_TASK MATERIAL_:
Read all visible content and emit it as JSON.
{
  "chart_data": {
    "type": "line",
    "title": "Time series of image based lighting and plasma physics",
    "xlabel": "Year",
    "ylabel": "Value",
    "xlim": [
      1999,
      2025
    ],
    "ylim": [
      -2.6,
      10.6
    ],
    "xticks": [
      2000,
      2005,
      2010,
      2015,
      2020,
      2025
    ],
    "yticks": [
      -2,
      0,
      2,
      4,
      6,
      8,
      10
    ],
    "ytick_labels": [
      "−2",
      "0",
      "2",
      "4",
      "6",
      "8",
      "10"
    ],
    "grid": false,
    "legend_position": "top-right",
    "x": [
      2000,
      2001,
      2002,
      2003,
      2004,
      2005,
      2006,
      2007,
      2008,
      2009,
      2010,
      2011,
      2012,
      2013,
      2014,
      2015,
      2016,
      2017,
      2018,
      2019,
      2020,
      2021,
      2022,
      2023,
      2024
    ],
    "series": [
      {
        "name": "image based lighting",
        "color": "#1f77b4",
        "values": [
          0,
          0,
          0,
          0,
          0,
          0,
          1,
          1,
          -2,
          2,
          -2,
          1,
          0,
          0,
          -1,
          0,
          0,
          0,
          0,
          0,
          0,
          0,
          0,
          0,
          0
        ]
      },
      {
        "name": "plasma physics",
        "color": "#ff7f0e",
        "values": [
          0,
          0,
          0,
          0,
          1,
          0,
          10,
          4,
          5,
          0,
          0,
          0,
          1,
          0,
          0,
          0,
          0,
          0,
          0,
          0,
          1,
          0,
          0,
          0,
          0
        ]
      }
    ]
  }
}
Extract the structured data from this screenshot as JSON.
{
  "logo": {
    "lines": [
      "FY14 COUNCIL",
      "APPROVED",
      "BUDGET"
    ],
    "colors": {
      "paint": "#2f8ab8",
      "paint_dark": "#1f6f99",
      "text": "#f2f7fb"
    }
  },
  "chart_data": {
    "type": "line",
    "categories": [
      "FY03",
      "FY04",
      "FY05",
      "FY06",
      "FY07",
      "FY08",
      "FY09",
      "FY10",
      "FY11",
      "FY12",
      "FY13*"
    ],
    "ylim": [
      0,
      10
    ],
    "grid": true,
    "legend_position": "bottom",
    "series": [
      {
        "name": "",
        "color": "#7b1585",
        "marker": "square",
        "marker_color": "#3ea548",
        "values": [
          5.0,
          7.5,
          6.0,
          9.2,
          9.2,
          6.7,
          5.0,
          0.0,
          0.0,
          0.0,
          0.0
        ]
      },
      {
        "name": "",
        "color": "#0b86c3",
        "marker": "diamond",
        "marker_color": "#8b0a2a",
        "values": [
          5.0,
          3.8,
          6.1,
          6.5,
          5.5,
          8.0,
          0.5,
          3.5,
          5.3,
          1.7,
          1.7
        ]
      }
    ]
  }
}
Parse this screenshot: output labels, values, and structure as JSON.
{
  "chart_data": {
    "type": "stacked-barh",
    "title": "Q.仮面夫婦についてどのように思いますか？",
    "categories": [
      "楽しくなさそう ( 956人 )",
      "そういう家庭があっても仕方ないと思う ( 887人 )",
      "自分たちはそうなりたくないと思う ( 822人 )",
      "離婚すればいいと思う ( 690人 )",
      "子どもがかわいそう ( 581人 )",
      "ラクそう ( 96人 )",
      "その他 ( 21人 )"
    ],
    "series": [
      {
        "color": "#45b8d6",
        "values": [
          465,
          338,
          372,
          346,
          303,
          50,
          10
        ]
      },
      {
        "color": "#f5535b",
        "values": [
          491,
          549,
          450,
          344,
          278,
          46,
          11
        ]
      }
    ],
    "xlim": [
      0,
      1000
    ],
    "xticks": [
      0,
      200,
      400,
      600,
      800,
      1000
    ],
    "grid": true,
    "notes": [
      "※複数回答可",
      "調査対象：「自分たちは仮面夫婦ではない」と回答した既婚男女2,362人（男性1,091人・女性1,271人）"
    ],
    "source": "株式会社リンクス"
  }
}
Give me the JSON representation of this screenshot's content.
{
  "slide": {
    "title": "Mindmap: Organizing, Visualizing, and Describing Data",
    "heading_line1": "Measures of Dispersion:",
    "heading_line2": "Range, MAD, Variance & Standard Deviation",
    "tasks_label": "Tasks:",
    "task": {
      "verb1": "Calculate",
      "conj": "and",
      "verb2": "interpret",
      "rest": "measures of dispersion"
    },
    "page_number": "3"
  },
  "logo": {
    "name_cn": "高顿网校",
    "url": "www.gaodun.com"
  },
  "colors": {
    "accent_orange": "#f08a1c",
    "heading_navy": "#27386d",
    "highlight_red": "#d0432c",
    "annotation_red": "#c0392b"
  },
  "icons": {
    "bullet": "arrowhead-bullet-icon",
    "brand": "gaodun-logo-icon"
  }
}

_THE EXERCISE_:
Your output consists solely of the lines from the one with "Give me the" through the last line, copied exactly.

_IN RESPONSE_:
Give me the JSON representation of this screenshot's content.
{
  "slide": {
    "title": "Mindmap: Organizing, Visualizing, and Describing Data",
    "heading_line1": "Measures of Dispersion:",
    "heading_line2": "Range, MAD, Variance & Standard Deviation",
    "tasks_label": "Tasks:",
    "task": {
      "verb1": "Calculate",
      "conj": "and",
      "verb2": "interpret",
      "rest": "measures of dispersion"
    },
    "page_number": "3"
  },
  "logo": {
    "name_cn": "高顿网校",
    "url": "www.gaodun.com"
  },
  "colors": {
    "accent_orange": "#f08a1c",
    "heading_navy": "#27386d",
    "highlight_red": "#d0432c",
    "annotation_red": "#c0392b"
  },
  "icons": {
    "bullet": "arrowhead-bullet-icon",
    "brand": "gaodun-logo-icon"
  }
}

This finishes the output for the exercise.